Using the entries that follow, collect the lines where the word "label" appears.

### Data extract

▼

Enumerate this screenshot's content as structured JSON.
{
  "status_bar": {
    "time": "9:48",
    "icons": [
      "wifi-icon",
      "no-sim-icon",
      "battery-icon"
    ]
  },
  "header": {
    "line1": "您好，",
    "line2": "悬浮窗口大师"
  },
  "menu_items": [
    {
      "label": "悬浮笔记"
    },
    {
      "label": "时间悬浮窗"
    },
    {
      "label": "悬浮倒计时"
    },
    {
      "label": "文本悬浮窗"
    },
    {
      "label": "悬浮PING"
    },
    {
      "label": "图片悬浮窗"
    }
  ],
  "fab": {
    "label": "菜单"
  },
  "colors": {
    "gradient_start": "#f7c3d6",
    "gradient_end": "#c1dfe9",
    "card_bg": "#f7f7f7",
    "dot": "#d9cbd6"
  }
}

▲

### Final result
      "label": "悬浮笔记"
      "label": "时间悬浮窗"
      "label": "悬浮倒计时"
      "label": "文本悬浮窗"
      "label": "悬浮PING"
      "label": "图片悬浮窗"
    "label": "菜单"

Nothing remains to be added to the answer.